**Job:** Give the records back in full, exactly as they read.

Items from a figure collection:
-- -- --

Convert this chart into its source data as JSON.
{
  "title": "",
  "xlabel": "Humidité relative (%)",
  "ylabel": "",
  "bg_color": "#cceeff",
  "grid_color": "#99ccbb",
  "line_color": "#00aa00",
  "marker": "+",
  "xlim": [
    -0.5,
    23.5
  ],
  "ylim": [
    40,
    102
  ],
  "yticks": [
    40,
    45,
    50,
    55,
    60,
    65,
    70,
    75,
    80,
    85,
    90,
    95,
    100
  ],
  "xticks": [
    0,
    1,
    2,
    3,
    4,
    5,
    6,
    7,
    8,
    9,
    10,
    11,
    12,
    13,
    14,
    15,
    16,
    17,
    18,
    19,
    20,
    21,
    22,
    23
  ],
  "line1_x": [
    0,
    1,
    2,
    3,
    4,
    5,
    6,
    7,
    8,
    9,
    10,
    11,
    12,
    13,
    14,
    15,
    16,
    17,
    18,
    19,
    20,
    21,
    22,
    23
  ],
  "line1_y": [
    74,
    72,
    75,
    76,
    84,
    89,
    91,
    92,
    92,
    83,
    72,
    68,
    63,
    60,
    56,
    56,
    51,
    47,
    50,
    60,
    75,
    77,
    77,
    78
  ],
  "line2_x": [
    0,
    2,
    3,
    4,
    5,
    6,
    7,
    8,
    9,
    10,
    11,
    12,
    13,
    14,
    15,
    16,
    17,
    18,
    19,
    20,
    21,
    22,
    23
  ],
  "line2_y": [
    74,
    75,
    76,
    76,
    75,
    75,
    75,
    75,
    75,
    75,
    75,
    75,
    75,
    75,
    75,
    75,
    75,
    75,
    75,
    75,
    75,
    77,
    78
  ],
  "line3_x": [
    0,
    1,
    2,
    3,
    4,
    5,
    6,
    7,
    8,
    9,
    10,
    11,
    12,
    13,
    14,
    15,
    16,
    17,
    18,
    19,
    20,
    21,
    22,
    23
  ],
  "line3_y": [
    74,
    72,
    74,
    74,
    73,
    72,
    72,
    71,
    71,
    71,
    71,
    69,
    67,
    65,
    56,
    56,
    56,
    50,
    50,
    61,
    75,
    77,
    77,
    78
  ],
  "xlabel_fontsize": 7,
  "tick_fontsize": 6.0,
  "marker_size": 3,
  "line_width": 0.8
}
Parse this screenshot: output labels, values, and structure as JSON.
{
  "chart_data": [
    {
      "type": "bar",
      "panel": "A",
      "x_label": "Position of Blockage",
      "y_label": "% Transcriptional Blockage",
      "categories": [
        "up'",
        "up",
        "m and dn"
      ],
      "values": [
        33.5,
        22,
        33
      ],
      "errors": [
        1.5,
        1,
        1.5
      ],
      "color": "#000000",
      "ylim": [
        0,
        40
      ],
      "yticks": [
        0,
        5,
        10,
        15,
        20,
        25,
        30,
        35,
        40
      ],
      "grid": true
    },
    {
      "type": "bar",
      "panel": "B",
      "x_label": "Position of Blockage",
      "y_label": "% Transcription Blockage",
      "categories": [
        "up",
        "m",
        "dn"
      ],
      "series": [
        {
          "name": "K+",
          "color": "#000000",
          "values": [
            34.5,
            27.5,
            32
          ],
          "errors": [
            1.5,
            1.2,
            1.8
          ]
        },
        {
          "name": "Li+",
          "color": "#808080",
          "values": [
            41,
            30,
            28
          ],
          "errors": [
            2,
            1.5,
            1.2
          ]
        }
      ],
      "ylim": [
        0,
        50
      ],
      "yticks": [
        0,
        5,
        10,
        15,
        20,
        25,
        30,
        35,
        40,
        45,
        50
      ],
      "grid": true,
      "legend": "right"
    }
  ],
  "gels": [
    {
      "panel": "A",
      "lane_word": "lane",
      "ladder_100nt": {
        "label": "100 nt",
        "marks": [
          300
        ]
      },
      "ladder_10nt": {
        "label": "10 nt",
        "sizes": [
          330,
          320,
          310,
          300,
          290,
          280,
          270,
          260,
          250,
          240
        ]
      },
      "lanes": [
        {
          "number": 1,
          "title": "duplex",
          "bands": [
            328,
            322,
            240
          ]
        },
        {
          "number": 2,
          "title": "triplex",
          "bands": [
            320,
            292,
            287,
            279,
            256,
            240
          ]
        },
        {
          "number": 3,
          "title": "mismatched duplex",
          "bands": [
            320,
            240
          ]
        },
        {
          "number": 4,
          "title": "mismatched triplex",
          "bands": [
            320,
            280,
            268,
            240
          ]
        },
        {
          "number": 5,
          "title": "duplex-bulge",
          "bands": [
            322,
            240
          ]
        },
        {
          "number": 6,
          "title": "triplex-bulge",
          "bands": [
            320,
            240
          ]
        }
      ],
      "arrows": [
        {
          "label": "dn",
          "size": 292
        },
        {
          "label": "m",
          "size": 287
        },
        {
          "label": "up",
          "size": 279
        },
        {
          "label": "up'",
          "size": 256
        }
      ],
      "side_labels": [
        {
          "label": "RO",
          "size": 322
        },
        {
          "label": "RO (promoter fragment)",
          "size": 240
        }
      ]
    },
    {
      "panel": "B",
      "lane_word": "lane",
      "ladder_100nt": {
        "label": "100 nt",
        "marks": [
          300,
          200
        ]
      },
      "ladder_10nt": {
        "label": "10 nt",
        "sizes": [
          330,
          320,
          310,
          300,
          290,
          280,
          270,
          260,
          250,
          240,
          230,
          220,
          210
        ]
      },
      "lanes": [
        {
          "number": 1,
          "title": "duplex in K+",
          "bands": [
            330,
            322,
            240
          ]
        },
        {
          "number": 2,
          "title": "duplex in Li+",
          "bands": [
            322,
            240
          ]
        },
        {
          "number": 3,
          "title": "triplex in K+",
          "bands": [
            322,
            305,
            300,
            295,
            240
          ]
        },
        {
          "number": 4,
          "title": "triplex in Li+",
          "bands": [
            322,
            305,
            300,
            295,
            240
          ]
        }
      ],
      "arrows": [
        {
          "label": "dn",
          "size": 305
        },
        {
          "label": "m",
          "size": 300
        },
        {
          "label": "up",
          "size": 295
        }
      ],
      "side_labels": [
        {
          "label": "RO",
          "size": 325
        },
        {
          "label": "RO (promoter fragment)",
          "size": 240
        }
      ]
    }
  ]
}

-- -- --

**Written solution:**
Convert this chart into its source data as JSON.
{
  "title": "",
  "xlabel": "Humidité relative (%)",
  "ylabel": "",
  "bg_color": "#cceeff",
  "grid_color": "#99ccbb",
  "line_color": "#00aa00",
  "marker": "+",
  "xlim": [
    -0.5,
    23.5
  ],
  "ylim": [
    40,
    102
  ],
  "yticks": [
    40,
    45,
    50,
    55,
    60,
    65,
    70,
    75,
    80,
    85,
    90,
    95,
    100
  ],
  "xticks": [
    0,
    1,
    2,
    3,
    4,
    5,
    6,
    7,
    8,
    9,
    10,
    11,
    12,
    13,
    14,
    15,
    16,
    17,
    18,
    19,
    20,
    21,
    22,
    23
  ],
  "line1_x": [
    0,
    1,
    2,
    3,
    4,
    5,
    6,
    7,
    8,
    9,
    10,
    11,
    12,
    13,
    14,
    15,
    16,
    17,
    18,
    19,
    20,
    21,
    22,
    23
  ],
  "line1_y": [
    74,
    72,
    75,
    76,
    84,
    89,
    91,
    92,
    92,
    83,
    72,
    68,
    63,
    60,
    56,
    56,
    51,
    47,
    50,
    60,
    75,
    77,
    77,
    78
  ],
  "line2_x": [
    0,
    2,
    3,
    4,
    5,
    6,
    7,
    8,
    9,
    10,
    11,
    12,
    13,
    14,
    15,
    16,
    17,
    18,
    19,
    20,
    21,
    22,
    23
  ],
  "line2_y": [
    74,
    75,
    76,
    76,
    75,
    75,
    75,
    75,
    75,
    75,
    75,
    75,
    75,
    75,
    75,
    75,
    75,
    75,
    75,
    75,
    75,
    77,
    78
  ],
  "line3_x": [
    0,
    1,
    2,
    3,
    4,
    5,
    6,
    7,
    8,
    9,
    10,
    11,
    12,
    13,
    14,
    15,
    16,
    17,
    18,
    19,
    20,
    21,
    22,
    23
  ],
  "line3_y": [
    74,
    72,
    74,
    74,
    73,
    72,
    72,
    71,
    71,
    71,
    71,
    69,
    67,
    65,
    56,
    56,
    56,
    50,
    50,
    61,
    75,
    77,
    77,
    78
  ],
  "xlabel_fontsize": 7,
  "tick_fontsize": 6.0,
  "marker_size": 3,
  "line_width": 0.8
}
Parse this screenshot: output labels, values, and structure as JSON.
{
  "chart_data": [
    {
      "type": "bar",
      "panel": "A",
      "x_label": "Position of Blockage",
      "y_label": "% Transcriptional Blockage",
      "categories": [
        "up'",
        "up",
        "m and dn"
      ],
      "values": [
        33.5,
        22,
        33
      ],
      "errors": [
        1.5,
        1,
        1.5
      ],
      "color": "#000000",
      "ylim": [
        0,
        40
      ],
      "yticks": [
        0,
        5,
        10,
        15,
        20,
        25,
        30,
        35,
        40
      ],
      "grid": true
    },
    {
      "type": "bar",
      "panel": "B",
      "x_label": "Position of Blockage",
      "y_label": "% Transcription Blockage",
      "categories": [
        "up",
        "m",
        "dn"
      ],
      "series": [
        {
          "name": "K+",
          "color": "#000000",
          "values": [
            34.5,
            27.5,
            32
          ],
          "errors": [
            1.5,
            1.2,
            1.8
          ]
        },
        {
          "name": "Li+",
          "color": "#808080",
          "values": [
            41,
            30,
            28
          ],
          "errors": [
            2,
            1.5,
            1.2
          ]
        }
      ],
      "ylim": [
        0,
        50
      ],
      "yticks": [
        0,
        5,
        10,
        15,
        20,
        25,
        30,
        35,
        40,
        45,
        50
      ],
      "grid": true,
      "legend": "right"
    }
  ],
  "gels": [
    {
      "panel": "A",
      "lane_word": "lane",
      "ladder_100nt": {
        "label": "100 nt",
        "marks": [
          300
        ]
      },
      "ladder_10nt": {
        "label": "10 nt",
        "sizes": [
          330,
          320,
          310,
          300,
          290,
          280,
          270,
          260,
          250,
          240
        ]
      },
      "lanes": [
        {
          "number": 1,
          "title": "duplex",
          "bands": [
            328,
            322,
            240
          ]
        },
        {
          "number": 2,
          "title": "triplex",
          "bands": [
            320,
            292,
            287,
            279,
            256,
            240
          ]
        },
        {
          "number": 3,
          "title": "mismatched duplex",
          "bands": [
            320,
            240
          ]
        },
        {
          "number": 4,
          "title": "mismatched triplex",
          "bands": [
            320,
            280,
            268,
            240
          ]
        },
        {
          "number": 5,
          "title": "duplex-bulge",
          "bands": [
            322,
            240
          ]
        },
        {
          "number": 6,
          "title": "triplex-bulge",
          "bands": [
            320,
            240
          ]
        }
      ],
      "arrows": [
        {
          "label": "dn",
          "size": 292
        },
        {
          "label": "m",
          "size": 287
        },
        {
          "label": "up",
          "size": 279
        },
        {
          "label": "up'",
          "size": 256
        }
      ],
      "side_labels": [
        {
          "label": "RO",
          "size": 322
        },
        {
          "label": "RO (promoter fragment)",
          "size": 240
        }
      ]
    },
    {
      "panel": "B",
      "lane_word": "lane",
      "ladder_100nt": {
        "label": "100 nt",
        "marks": [
          300,
          200
        ]
      },
      "ladder_10nt": {
        "label": "10 nt",
        "sizes": [
          330,
          320,
          310,
          300,
          290,
          280,
          270,
          260,
          250,
          240,
          230,
          220,
          210
        ]
      },
      "lanes": [
        {
          "number": 1,
          "title": "duplex in K+",
          "bands": [
            330,
            322,
            240
          ]
        },
        {
          "number": 2,
          "title": "duplex in Li+",
          "bands": [
            322,
            240
          ]
        },
        {
          "number": 3,
          "title": "triplex in K+",
          "bands": [
            322,
            305,
            300,
            295,
            240
          ]
        },
        {
          "number": 4,
          "title": "triplex in Li+",
          "bands": [
            322,
            305,
            300,
            295,
            240
          ]
        }
      ],
      "arrows": [
        {
          "label": "dn",
          "size": 305
        },
        {
          "label": "m",
          "size": 300
        },
        {
          "label": "up",
          "size": 295
        }
      ],
      "side_labels": [
        {
          "label": "RO",
          "size": 325
        },
        {
          "label": "RO (promoter fragment)",
          "size": 240
        }
      ]
    }
  ]
}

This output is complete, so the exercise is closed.